SHORT PROBLEM:
The answer is a single number: how many lines hold the string "comic".

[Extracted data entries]
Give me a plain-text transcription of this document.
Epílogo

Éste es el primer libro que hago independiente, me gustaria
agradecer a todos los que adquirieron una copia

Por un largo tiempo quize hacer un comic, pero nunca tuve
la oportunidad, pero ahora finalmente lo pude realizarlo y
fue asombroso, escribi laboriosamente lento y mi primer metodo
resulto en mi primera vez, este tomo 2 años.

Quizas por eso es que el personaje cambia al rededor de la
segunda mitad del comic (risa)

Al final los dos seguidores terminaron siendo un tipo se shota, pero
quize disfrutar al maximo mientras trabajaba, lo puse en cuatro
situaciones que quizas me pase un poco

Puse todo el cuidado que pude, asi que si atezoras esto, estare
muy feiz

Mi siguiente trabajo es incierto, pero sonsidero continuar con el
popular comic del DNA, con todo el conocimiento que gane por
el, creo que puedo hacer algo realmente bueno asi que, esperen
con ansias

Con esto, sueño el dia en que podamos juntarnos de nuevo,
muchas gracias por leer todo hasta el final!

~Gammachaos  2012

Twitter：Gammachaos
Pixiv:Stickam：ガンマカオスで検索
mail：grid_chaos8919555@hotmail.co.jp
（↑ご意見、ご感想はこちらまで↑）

ANSWER TO THE TASK:
3